Note each line of the listing that contains the string "bijgebouw", and copy it.

INPUT ROWS –
_ _ _ _ _

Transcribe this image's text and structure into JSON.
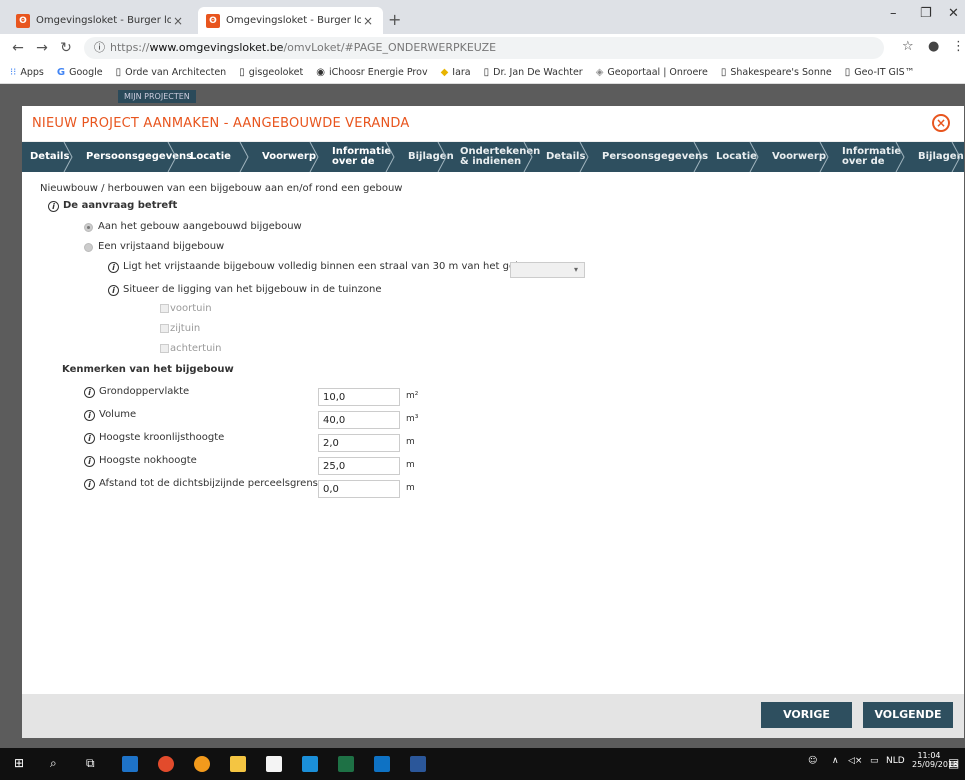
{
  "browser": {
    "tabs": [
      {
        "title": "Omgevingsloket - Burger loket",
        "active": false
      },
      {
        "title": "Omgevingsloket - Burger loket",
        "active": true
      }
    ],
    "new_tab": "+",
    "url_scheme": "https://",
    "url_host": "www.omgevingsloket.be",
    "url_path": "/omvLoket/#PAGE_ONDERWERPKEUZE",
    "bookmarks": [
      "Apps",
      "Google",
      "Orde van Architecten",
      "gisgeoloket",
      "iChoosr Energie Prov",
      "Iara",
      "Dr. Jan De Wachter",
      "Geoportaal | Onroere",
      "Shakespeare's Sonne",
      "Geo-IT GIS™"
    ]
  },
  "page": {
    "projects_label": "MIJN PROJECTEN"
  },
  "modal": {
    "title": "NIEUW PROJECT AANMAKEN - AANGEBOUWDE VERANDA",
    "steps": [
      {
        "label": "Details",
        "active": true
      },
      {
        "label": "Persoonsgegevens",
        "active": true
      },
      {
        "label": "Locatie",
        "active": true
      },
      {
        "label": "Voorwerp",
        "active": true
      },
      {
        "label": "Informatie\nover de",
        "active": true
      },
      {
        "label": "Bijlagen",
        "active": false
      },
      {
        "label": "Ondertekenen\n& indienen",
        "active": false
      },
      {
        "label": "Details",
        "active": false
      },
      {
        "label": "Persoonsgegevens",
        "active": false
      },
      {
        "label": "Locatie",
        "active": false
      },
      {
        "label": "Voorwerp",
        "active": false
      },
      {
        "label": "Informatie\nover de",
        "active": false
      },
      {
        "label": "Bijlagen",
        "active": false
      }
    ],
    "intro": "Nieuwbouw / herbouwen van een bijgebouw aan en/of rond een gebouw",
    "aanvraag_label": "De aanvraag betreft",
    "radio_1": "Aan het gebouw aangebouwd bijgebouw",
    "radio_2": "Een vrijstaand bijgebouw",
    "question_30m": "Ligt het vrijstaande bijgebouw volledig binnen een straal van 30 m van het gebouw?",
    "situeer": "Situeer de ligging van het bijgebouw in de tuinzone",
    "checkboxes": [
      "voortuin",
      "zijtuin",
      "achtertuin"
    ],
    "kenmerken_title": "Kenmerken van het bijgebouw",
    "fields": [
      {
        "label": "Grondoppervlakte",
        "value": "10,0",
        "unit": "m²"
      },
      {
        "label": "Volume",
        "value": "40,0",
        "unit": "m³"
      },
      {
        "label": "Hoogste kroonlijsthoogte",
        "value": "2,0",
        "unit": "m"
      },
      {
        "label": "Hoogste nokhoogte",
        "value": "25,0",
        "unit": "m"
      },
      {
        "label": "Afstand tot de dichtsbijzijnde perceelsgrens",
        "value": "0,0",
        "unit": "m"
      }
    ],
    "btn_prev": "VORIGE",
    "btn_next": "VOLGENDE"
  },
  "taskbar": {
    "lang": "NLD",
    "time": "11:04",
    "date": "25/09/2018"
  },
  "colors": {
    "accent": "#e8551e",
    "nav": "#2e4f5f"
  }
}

_ _ _ _ _

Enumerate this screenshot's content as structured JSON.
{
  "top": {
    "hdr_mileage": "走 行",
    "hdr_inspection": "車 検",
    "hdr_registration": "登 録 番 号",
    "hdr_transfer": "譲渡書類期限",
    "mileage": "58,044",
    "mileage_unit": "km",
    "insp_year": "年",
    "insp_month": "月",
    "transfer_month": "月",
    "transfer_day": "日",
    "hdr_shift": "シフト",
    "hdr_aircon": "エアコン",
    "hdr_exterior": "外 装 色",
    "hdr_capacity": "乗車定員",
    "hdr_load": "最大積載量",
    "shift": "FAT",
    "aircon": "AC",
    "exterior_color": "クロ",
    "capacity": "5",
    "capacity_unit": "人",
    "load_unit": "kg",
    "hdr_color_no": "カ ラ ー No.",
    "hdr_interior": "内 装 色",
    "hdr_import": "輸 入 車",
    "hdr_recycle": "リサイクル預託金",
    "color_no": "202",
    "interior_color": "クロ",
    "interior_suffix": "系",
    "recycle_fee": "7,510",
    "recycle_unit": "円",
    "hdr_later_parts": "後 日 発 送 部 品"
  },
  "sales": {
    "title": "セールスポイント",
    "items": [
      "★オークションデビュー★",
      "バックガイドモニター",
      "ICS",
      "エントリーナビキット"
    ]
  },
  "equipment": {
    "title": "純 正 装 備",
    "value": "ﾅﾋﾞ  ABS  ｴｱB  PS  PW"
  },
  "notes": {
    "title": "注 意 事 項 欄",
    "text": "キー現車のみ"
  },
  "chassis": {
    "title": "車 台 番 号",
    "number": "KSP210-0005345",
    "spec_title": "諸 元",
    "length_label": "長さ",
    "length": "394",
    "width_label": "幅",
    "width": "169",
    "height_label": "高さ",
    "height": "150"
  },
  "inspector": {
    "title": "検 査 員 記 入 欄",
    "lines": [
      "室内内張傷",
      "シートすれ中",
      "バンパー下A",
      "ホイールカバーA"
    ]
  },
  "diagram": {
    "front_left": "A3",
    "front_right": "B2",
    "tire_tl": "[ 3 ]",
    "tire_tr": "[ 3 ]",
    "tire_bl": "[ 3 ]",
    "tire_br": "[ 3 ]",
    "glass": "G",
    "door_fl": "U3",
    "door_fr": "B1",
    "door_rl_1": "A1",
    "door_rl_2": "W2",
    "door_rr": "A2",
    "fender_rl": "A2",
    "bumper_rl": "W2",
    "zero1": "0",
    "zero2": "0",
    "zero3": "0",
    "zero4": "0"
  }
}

_ _ _ _ _

EXERCISE OUTPUT –
    "intro": "Nieuwbouw / herbouwen van een bijgebouw aan en/of rond een gebouw",
    "radio_1": "Aan het gebouw aangebouwd bijgebouw",
    "radio_2": "Een vrijstaand bijgebouw",
    "question_30m": "Ligt het vrijstaande bijgebouw volledig binnen een straal van 30 m van het gebouw?",
    "situeer": "Situeer de ligging van het bijgebouw in de tuinzone",
    "kenmerken_title": "Kenmerken van het bijgebouw",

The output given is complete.